## start Data listing
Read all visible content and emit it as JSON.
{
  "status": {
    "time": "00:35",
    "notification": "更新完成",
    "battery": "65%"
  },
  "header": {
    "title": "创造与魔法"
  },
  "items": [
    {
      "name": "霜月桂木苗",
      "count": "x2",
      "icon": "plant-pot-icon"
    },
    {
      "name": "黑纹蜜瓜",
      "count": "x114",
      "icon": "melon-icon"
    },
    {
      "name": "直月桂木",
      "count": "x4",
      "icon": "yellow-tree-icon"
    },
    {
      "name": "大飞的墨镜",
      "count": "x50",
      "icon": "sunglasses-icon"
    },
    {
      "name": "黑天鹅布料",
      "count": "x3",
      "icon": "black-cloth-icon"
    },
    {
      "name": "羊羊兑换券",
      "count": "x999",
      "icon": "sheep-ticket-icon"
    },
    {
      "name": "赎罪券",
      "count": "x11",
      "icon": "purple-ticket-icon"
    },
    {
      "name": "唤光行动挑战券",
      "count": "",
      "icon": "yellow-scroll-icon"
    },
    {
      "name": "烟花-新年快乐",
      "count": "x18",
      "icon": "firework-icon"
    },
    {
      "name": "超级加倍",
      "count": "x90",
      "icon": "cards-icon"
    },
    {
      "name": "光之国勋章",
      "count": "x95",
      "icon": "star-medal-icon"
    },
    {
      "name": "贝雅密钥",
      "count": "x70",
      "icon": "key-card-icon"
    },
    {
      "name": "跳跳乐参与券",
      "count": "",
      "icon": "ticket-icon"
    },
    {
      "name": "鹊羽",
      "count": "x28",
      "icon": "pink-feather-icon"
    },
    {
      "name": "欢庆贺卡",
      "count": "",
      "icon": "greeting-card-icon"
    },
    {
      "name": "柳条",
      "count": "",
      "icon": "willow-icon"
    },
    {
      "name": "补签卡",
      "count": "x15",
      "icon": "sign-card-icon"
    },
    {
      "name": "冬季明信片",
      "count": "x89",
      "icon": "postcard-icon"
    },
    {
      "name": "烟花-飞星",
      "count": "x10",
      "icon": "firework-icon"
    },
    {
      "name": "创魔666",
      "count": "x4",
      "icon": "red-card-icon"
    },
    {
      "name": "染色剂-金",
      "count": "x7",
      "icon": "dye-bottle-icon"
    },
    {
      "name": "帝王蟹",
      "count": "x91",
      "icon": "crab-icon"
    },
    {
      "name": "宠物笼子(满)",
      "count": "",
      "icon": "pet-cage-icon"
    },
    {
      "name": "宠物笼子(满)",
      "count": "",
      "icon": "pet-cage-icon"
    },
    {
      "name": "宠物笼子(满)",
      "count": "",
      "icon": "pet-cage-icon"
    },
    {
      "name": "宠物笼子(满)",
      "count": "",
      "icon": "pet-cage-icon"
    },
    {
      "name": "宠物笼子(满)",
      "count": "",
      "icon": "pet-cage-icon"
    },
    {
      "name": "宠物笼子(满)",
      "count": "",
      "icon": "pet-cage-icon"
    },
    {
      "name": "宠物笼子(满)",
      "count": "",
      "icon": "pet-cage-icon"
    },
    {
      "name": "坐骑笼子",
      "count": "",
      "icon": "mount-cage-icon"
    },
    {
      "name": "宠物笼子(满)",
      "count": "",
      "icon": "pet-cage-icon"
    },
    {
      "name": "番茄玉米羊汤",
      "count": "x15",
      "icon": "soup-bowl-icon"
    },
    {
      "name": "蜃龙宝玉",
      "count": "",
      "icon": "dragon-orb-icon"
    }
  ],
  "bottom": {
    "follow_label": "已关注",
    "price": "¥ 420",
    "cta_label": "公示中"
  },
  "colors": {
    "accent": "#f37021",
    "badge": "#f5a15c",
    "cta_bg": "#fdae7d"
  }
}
## end Data listing
--- Work to complete ---
Repeat all the entries exactly as given.

--- Full answer ---
Read all visible content and emit it as JSON.
{
  "status": {
    "time": "00:35",
    "notification": "更新完成",
    "battery": "65%"
  },
  "header": {
    "title": "创造与魔法"
  },
  "items": [
    {
      "name": "霜月桂木苗",
      "count": "x2",
      "icon": "plant-pot-icon"
    },
    {
      "name": "黑纹蜜瓜",
      "count": "x114",
      "icon": "melon-icon"
    },
    {
      "name": "直月桂木",
      "count": "x4",
      "icon": "yellow-tree-icon"
    },
    {
      "name": "大飞的墨镜",
      "count": "x50",
      "icon": "sunglasses-icon"
    },
    {
      "name": "黑天鹅布料",
      "count": "x3",
      "icon": "black-cloth-icon"
    },
    {
      "name": "羊羊兑换券",
      "count": "x999",
      "icon": "sheep-ticket-icon"
    },
    {
      "name": "赎罪券",
      "count": "x11",
      "icon": "purple-ticket-icon"
    },
    {
      "name": "唤光行动挑战券",
      "count": "",
      "icon": "yellow-scroll-icon"
    },
    {
      "name": "烟花-新年快乐",
      "count": "x18",
      "icon": "firework-icon"
    },
    {
      "name": "超级加倍",
      "count": "x90",
      "icon": "cards-icon"
    },
    {
      "name": "光之国勋章",
      "count": "x95",
      "icon": "star-medal-icon"
    },
    {
      "name": "贝雅密钥",
      "count": "x70",
      "icon": "key-card-icon"
    },
    {
      "name": "跳跳乐参与券",
      "count": "",
      "icon": "ticket-icon"
    },
    {
      "name": "鹊羽",
      "count": "x28",
      "icon": "pink-feather-icon"
    },
    {
      "name": "欢庆贺卡",
      "count": "",
      "icon": "greeting-card-icon"
    },
    {
      "name": "柳条",
      "count": "",
      "icon": "willow-icon"
    },
    {
      "name": "补签卡",
      "count": "x15",
      "icon": "sign-card-icon"
    },
    {
      "name": "冬季明信片",
      "count": "x89",
      "icon": "postcard-icon"
    },
    {
      "name": "烟花-飞星",
      "count": "x10",
      "icon": "firework-icon"
    },
    {
      "name": "创魔666",
      "count": "x4",
      "icon": "red-card-icon"
    },
    {
      "name": "染色剂-金",
      "count": "x7",
      "icon": "dye-bottle-icon"
    },
    {
      "name": "帝王蟹",
      "count": "x91",
      "icon": "crab-icon"
    },
    {
      "name": "宠物笼子(满)",
      "count": "",
      "icon": "pet-cage-icon"
    },
    {
      "name": "宠物笼子(满)",
      "count": "",
      "icon": "pet-cage-icon"
    },
    {
      "name": "宠物笼子(满)",
      "count": "",
      "icon": "pet-cage-icon"
    },
    {
      "name": "宠物笼子(满)",
      "count": "",
      "icon": "pet-cage-icon"
    },
    {
      "name": "宠物笼子(满)",
      "count": "",
      "icon": "pet-cage-icon"
    },
    {
      "name": "宠物笼子(满)",
      "count": "",
      "icon": "pet-cage-icon"
    },
    {
      "name": "宠物笼子(满)",
      "count": "",
      "icon": "pet-cage-icon"
    },
    {
      "name": "坐骑笼子",
      "count": "",
      "icon": "mount-cage-icon"
    },
    {
      "name": "宠物笼子(满)",
      "count": "",
      "icon": "pet-cage-icon"
    },
    {
      "name": "番茄玉米羊汤",
      "count": "x15",
      "icon": "soup-bowl-icon"
    },
    {
      "name": "蜃龙宝玉",
      "count": "",
      "icon": "dragon-orb-icon"
    }
  ],
  "bottom": {
    "follow_label": "已关注",
    "price": "¥ 420",
    "cta_label": "公示中"
  },
  "colors": {
    "accent": "#f37021",
    "badge": "#f5a15c",
    "cta_bg": "#fdae7d"
  }
}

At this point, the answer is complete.